■ **Set exercise**: Write the records out again, keeping each line exactly as it is.
● ● ● ●
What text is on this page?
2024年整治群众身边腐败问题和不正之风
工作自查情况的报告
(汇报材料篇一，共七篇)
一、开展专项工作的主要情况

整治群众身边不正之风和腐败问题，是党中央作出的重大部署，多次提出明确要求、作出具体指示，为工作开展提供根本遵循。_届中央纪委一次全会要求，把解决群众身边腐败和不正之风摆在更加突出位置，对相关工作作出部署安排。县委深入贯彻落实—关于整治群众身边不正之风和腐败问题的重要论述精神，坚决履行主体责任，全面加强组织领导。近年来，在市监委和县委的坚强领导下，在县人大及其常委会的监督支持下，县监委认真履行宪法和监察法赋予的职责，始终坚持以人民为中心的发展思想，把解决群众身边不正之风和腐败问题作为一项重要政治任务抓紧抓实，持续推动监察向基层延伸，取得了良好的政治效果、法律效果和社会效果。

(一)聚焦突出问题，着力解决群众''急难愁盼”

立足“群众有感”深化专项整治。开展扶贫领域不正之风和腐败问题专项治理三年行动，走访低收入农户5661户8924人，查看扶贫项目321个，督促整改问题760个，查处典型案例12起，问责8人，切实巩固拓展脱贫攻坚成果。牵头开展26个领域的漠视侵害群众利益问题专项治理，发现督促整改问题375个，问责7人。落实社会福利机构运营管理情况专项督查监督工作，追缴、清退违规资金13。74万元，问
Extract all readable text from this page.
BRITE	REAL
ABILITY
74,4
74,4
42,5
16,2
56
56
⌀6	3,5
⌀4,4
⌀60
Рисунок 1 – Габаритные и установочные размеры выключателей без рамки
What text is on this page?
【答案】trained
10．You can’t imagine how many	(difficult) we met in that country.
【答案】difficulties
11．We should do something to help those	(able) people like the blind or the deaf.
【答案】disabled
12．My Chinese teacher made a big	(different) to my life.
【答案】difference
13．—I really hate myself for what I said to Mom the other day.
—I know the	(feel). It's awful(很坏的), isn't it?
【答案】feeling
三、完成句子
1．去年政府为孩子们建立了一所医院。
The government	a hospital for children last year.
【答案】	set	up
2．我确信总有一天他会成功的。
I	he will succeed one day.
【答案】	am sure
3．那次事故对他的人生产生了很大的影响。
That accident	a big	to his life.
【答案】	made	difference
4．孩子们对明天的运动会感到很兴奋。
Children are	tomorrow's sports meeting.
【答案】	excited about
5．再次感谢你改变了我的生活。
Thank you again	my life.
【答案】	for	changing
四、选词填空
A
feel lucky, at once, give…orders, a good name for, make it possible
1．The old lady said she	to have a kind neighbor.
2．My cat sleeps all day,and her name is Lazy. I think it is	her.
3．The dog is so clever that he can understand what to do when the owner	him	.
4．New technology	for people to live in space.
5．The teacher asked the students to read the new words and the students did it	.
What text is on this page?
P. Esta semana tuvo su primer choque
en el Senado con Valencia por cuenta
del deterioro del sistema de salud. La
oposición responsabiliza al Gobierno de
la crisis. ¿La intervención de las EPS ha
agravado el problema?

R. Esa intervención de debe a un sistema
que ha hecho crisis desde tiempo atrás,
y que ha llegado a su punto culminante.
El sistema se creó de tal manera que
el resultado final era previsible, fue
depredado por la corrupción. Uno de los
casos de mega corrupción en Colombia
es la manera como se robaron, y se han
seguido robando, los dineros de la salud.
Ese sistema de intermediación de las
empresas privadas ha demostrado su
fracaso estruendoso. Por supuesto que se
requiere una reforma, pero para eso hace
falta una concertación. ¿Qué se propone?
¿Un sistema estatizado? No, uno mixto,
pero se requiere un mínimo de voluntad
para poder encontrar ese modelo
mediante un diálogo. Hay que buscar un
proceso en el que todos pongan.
● ● ● ●
■ **Correct result**:
What text is on this page?
2024年整治群众身边腐败问题和不正之风
工作自查情况的报告
(汇报材料篇一，共七篇)
一、开展专项工作的主要情况

整治群众身边不正之风和腐败问题，是党中央作出的重大部署，多次提出明确要求、作出具体指示，为工作开展提供根本遵循。_届中央纪委一次全会要求，把解决群众身边腐败和不正之风摆在更加突出位置，对相关工作作出部署安排。县委深入贯彻落实—关于整治群众身边不正之风和腐败问题的重要论述精神，坚决履行主体责任，全面加强组织领导。近年来，在市监委和县委的坚强领导下，在县人大及其常委会的监督支持下，县监委认真履行宪法和监察法赋予的职责，始终坚持以人民为中心的发展思想，把解决群众身边不正之风和腐败问题作为一项重要政治任务抓紧抓实，持续推动监察向基层延伸，取得了良好的政治效果、法律效果和社会效果。

(一)聚焦突出问题，着力解决群众''急难愁盼”

立足“群众有感”深化专项整治。开展扶贫领域不正之风和腐败问题专项治理三年行动，走访低收入农户5661户8924人，查看扶贫项目321个，督促整改问题760个，查处典型案例12起，问责8人，切实巩固拓展脱贫攻坚成果。牵头开展26个领域的漠视侵害群众利益问题专项治理，发现督促整改问题375个，问责7人。落实社会福利机构运营管理情况专项督查监督工作，追缴、清退违规资金13。74万元，问
Extract all readable text from this page.
BRITE	REAL
ABILITY
74,4
74,4
42,5
16,2
56
56
⌀6	3,5
⌀4,4
⌀60
Рисунок 1 – Габаритные и установочные размеры выключателей без рамки
What text is on this page?
【答案】trained
10．You can’t imagine how many	(difficult) we met in that country.
【答案】difficulties
11．We should do something to help those	(able) people like the blind or the deaf.
【答案】disabled
12．My Chinese teacher made a big	(different) to my life.
【答案】difference
13．—I really hate myself for what I said to Mom the other day.
—I know the	(feel). It's awful(很坏的), isn't it?
【答案】feeling
三、完成句子
1．去年政府为孩子们建立了一所医院。
The government	a hospital for children last year.
【答案】	set	up
2．我确信总有一天他会成功的。
I	he will succeed one day.
【答案】	am sure
3．那次事故对他的人生产生了很大的影响。
That accident	a big	to his life.
【答案】	made	difference
4．孩子们对明天的运动会感到很兴奋。
Children are	tomorrow's sports meeting.
【答案】	excited about
5．再次感谢你改变了我的生活。
Thank you again	my life.
【答案】	for	changing
四、选词填空
A
feel lucky, at once, give…orders, a good name for, make it possible
1．The old lady said she	to have a kind neighbor.
2．My cat sleeps all day,and her name is Lazy. I think it is	her.
3．The dog is so clever that he can understand what to do when the owner	him	.
4．New technology	for people to live in space.
5．The teacher asked the students to read the new words and the students did it	.
What text is on this page?
P. Esta semana tuvo su primer choque
en el Senado con Valencia por cuenta
del deterioro del sistema de salud. La
oposición responsabiliza al Gobierno de
la crisis. ¿La intervención de las EPS ha
agravado el problema?

R. Esa intervención de debe a un sistema
que ha hecho crisis desde tiempo atrás,
y que ha llegado a su punto culminante.
El sistema se creó de tal manera que
el resultado final era previsible, fue
depredado por la corrupción. Uno de los
casos de mega corrupción en Colombia
es la manera como se robaron, y se han
seguido robando, los dineros de la salud.
Ese sistema de intermediación de las
empresas privadas ha demostrado su
fracaso estruendoso. Por supuesto que se
requiere una reforma, pero para eso hace
falta una concertación. ¿Qué se propone?
¿Un sistema estatizado? No, uno mixto,
pero se requiere un mínimo de voluntad
para poder encontrar ese modelo
mediante un diálogo. Hay que buscar un
proceso en el que todos pongan.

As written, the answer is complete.